**Given instruction**
In the entries below, find every line holding the string "Scheme" and collect it.

────

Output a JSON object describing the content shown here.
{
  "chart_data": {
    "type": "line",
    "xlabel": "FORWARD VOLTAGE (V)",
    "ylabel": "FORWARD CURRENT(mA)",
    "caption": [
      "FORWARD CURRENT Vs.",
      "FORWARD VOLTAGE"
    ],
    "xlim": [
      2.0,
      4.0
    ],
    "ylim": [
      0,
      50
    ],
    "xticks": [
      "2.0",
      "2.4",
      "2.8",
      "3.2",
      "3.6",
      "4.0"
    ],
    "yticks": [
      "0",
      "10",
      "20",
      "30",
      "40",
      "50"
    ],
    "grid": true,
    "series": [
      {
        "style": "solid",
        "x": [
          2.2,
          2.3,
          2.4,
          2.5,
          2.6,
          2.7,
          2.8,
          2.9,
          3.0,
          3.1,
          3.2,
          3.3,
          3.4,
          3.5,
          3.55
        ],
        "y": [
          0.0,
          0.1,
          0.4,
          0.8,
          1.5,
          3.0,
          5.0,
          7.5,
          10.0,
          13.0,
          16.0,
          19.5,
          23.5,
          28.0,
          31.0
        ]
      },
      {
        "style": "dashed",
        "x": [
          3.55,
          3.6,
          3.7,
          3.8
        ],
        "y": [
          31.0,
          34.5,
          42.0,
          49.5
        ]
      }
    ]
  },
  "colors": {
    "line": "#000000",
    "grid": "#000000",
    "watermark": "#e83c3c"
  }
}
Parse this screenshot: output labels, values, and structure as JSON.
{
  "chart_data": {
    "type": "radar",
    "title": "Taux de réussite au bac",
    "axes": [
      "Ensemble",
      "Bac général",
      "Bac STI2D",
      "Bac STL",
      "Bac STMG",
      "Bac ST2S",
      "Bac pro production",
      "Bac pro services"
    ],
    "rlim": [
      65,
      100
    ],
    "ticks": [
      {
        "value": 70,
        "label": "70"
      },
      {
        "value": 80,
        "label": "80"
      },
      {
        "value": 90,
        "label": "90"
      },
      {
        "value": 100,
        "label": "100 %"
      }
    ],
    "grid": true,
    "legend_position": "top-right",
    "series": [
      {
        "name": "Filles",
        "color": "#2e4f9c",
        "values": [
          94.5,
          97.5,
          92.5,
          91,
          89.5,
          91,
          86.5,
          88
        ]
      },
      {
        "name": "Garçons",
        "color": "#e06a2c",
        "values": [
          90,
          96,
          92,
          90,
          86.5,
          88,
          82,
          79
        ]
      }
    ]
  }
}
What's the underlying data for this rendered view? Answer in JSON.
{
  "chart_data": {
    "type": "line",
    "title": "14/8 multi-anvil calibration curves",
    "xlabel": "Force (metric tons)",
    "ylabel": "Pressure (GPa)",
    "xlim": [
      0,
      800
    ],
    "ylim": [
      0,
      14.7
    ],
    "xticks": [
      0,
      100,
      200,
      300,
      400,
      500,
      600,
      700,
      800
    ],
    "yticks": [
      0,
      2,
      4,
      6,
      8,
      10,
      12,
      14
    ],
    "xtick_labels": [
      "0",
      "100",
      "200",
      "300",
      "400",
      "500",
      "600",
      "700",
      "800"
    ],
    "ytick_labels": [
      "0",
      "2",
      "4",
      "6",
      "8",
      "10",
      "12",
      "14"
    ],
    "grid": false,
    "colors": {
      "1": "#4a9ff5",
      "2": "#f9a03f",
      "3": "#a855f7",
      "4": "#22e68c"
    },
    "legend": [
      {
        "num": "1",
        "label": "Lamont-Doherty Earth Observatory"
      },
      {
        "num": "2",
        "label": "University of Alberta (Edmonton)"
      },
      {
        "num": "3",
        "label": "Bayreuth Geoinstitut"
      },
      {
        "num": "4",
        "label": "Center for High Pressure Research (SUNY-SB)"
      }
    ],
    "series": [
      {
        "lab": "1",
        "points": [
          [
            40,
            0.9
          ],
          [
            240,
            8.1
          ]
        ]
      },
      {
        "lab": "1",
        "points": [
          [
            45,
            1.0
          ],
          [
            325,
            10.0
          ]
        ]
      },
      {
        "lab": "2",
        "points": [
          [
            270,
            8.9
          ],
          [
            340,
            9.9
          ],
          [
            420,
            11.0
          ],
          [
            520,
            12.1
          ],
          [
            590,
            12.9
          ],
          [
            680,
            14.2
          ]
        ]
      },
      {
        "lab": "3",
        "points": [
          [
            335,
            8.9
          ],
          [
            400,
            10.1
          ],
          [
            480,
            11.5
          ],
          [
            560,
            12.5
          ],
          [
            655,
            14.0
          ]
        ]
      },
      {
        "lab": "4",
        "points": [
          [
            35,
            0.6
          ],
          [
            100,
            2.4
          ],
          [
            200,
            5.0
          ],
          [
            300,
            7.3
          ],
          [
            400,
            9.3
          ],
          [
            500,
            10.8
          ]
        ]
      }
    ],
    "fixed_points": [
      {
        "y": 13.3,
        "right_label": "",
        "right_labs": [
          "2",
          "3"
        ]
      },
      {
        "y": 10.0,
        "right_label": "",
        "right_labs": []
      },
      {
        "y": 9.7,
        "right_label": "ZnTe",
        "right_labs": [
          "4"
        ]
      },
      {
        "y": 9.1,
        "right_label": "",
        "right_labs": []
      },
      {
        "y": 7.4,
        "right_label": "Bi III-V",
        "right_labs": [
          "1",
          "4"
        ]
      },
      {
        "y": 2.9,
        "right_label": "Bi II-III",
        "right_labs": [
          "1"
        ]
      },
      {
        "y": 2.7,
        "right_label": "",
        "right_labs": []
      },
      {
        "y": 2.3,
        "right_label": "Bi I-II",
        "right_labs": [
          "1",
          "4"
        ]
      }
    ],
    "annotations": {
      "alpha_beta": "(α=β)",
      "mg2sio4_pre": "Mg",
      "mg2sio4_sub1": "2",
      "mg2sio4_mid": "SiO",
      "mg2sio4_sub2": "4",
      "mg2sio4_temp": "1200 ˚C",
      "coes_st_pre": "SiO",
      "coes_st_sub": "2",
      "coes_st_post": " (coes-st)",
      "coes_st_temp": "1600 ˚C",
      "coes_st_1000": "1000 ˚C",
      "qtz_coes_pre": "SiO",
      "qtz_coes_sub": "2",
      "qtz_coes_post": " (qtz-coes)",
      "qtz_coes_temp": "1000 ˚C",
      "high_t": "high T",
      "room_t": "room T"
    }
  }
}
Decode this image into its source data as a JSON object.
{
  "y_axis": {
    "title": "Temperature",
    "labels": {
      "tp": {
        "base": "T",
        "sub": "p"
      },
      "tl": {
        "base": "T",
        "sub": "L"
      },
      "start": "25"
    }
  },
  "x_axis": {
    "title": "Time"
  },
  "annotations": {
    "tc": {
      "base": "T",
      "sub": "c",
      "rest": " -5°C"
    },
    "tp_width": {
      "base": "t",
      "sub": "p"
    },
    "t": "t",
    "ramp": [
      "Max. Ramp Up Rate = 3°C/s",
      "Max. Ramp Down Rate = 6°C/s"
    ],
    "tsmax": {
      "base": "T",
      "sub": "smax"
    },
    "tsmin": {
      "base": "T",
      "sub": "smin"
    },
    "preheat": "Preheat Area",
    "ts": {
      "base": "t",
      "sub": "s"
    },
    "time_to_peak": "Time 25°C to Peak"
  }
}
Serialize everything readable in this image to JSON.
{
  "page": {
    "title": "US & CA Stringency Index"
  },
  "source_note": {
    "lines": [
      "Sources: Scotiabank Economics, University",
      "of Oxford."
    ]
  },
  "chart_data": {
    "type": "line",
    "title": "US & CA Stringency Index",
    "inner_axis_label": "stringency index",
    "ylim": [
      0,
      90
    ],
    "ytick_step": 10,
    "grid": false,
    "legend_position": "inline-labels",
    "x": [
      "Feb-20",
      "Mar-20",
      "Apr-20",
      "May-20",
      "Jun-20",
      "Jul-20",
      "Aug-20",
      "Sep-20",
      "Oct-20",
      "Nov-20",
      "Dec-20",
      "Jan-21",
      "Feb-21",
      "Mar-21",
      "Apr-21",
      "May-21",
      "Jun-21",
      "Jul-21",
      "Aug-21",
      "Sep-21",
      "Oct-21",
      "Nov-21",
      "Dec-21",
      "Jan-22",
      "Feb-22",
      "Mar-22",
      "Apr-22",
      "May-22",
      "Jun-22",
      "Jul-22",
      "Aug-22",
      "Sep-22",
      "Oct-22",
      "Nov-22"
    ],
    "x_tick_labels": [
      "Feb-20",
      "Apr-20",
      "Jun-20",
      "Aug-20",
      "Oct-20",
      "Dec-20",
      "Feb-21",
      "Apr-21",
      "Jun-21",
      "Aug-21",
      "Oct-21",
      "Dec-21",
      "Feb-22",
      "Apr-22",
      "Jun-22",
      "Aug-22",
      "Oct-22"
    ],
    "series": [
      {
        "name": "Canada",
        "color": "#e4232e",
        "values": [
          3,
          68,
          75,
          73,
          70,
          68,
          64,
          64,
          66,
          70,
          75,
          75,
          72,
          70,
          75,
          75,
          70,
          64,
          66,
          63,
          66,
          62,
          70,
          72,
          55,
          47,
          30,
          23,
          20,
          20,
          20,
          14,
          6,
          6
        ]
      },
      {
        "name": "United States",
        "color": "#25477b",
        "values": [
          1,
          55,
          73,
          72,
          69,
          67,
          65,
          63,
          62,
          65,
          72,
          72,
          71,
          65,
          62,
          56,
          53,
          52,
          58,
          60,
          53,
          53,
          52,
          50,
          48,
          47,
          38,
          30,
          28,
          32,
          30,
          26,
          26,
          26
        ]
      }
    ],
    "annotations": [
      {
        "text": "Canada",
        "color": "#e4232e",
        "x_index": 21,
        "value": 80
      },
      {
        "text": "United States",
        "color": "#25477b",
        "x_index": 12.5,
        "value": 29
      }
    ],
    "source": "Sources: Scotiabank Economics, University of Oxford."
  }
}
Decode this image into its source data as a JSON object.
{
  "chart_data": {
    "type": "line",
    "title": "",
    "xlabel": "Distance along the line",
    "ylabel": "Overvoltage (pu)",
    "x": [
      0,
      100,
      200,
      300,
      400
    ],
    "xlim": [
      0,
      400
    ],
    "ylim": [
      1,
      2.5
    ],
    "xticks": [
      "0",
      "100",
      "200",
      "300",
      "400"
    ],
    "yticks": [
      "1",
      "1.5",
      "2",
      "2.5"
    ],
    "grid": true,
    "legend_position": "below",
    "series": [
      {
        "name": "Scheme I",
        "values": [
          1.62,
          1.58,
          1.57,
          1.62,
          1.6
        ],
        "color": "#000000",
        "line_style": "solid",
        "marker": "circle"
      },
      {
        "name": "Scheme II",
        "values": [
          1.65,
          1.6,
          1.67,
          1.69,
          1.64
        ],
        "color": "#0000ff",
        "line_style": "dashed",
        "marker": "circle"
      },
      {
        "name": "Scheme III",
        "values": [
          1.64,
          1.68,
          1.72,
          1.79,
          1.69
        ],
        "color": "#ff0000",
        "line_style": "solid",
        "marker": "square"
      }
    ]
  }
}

────

**Solution to this problem**
        "name": "Scheme I",
        "name": "Scheme II",
        "name": "Scheme III",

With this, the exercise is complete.